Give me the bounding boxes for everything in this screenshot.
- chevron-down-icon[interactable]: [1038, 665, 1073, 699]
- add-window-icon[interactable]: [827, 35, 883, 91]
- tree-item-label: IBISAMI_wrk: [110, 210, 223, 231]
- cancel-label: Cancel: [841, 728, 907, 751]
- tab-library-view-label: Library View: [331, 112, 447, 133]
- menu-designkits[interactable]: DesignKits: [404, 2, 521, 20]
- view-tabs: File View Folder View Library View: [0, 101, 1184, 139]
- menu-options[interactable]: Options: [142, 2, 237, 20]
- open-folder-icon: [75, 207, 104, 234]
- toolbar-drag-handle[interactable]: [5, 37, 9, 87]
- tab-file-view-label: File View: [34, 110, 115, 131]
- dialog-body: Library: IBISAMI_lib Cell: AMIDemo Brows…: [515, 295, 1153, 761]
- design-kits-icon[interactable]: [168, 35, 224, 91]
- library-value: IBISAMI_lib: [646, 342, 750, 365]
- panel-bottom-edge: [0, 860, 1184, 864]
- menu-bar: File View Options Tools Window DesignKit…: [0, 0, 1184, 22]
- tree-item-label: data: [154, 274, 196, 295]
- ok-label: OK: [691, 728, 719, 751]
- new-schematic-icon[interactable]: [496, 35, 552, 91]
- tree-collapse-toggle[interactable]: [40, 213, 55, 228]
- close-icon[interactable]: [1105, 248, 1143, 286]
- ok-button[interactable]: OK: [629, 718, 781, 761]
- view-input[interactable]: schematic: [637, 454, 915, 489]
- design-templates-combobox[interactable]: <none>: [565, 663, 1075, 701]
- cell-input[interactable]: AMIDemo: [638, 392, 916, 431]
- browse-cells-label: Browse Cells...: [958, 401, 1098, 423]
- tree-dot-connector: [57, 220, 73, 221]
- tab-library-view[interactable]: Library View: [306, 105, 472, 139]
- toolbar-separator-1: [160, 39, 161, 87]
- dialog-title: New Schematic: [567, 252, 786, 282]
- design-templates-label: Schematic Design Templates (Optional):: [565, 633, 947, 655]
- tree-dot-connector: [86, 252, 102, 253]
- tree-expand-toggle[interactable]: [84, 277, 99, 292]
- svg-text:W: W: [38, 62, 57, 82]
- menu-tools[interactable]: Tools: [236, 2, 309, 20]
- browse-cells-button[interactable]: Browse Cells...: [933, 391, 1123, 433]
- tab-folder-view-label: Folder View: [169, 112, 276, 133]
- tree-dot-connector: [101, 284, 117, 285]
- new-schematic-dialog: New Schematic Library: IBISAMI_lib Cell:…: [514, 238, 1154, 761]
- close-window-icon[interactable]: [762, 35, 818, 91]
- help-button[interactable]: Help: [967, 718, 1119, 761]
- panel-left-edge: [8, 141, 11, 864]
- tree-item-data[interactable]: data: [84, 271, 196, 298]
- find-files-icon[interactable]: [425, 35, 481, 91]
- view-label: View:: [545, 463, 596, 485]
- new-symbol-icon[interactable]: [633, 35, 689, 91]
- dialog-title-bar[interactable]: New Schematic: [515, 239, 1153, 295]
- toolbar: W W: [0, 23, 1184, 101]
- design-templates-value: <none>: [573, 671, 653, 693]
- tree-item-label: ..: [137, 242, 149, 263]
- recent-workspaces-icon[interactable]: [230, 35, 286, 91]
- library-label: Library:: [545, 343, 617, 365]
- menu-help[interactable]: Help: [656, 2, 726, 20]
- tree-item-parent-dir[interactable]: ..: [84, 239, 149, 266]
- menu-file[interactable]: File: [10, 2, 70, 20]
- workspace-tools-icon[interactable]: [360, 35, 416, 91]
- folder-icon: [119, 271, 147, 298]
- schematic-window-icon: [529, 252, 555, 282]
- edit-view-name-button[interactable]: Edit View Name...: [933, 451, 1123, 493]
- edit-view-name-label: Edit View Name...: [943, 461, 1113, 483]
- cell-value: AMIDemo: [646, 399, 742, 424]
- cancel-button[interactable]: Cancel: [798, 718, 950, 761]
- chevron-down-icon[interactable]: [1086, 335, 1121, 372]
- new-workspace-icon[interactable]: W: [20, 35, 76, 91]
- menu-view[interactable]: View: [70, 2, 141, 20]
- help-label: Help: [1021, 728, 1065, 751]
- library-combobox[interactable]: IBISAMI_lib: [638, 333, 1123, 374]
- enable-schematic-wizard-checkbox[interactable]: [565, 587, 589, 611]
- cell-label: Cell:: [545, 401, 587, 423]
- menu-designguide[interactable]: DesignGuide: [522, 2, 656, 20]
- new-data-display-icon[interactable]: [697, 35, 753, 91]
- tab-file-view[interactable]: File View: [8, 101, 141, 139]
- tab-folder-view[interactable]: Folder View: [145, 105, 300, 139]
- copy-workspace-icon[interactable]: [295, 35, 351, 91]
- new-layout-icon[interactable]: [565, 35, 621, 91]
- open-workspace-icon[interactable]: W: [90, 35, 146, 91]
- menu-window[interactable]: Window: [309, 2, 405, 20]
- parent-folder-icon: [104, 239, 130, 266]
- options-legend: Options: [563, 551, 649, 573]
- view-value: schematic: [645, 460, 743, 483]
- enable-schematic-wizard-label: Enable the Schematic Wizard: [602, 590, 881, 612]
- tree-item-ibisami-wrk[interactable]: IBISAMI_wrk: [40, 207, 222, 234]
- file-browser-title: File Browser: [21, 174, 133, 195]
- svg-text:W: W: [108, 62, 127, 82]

####

→ PROBLEM: Copy all lines from the material that contain "combobox".

→ SOLUTION BELOW:
- design-templates-combobox[interactable]: <none>: [565, 663, 1075, 701]
- library-combobox[interactable]: IBISAMI_lib: [638, 333, 1123, 374]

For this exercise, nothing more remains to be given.